(Stored data entries)
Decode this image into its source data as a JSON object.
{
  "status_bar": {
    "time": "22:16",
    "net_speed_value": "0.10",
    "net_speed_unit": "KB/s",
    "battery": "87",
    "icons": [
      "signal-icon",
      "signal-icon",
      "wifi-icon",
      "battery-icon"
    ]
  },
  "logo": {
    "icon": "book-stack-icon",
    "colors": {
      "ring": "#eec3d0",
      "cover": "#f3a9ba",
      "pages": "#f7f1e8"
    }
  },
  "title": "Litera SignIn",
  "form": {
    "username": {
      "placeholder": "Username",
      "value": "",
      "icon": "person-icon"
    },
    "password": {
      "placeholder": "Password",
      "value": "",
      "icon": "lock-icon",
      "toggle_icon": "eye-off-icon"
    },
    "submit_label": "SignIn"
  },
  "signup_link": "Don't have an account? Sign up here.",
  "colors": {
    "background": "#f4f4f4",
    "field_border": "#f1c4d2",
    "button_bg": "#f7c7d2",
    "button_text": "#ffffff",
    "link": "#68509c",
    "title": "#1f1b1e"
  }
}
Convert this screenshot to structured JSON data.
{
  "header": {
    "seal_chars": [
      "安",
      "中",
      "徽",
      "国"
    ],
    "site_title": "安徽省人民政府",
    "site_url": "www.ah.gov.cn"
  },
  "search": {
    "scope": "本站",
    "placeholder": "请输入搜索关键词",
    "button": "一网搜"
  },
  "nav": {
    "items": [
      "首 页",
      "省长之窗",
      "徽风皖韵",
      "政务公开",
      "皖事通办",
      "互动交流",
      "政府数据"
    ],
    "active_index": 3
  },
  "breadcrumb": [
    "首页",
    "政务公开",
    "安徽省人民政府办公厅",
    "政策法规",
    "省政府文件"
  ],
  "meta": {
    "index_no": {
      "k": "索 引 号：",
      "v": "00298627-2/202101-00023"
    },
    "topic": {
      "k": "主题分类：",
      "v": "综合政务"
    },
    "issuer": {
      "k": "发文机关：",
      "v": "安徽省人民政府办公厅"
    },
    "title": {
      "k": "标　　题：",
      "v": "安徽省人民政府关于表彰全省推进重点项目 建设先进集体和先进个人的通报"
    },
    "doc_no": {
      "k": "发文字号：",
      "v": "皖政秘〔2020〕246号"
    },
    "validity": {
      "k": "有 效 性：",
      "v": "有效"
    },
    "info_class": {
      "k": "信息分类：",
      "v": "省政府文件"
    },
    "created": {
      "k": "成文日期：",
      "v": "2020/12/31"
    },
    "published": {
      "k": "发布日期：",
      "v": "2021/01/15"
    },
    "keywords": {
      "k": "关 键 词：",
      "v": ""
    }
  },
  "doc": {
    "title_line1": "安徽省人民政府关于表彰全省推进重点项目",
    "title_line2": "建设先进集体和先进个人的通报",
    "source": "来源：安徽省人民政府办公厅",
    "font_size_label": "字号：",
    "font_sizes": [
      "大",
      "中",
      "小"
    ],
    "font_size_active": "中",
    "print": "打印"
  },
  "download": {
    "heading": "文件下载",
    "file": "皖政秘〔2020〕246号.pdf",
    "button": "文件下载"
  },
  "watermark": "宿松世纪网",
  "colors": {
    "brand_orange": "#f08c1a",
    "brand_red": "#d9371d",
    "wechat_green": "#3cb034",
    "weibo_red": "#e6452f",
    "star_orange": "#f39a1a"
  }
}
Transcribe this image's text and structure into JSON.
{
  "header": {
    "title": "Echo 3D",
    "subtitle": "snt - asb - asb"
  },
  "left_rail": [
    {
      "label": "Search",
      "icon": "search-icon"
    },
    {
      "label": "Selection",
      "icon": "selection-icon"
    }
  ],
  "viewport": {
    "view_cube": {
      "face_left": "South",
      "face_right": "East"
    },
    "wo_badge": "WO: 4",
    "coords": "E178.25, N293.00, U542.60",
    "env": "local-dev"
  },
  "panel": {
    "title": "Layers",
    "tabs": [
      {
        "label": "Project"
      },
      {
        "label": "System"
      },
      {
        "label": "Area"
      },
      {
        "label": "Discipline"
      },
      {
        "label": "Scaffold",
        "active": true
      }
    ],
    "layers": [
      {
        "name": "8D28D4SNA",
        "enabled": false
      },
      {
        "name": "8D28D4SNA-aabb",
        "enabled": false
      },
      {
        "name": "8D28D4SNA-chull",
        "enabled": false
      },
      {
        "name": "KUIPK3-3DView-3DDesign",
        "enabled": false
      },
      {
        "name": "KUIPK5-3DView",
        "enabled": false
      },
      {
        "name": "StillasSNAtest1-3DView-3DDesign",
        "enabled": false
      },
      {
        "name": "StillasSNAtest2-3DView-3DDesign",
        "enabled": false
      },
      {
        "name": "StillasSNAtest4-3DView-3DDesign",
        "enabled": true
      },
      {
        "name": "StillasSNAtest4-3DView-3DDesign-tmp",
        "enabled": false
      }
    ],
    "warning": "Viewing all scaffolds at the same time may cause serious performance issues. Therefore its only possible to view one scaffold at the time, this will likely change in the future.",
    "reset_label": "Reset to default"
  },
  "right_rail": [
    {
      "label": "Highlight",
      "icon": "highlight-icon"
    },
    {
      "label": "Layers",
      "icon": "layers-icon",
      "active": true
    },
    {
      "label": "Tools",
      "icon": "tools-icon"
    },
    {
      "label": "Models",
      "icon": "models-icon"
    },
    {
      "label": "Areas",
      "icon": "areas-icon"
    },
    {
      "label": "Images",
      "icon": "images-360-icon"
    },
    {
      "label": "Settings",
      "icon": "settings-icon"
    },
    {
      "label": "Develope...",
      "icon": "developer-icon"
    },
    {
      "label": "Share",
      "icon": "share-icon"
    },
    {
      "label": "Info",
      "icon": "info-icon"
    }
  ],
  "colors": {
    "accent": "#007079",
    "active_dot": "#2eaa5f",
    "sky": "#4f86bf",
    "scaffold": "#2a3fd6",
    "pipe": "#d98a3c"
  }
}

Task objective: Tally up the lines of the listing containing the word "SignIn". Give only the total.

Finished exercise: 2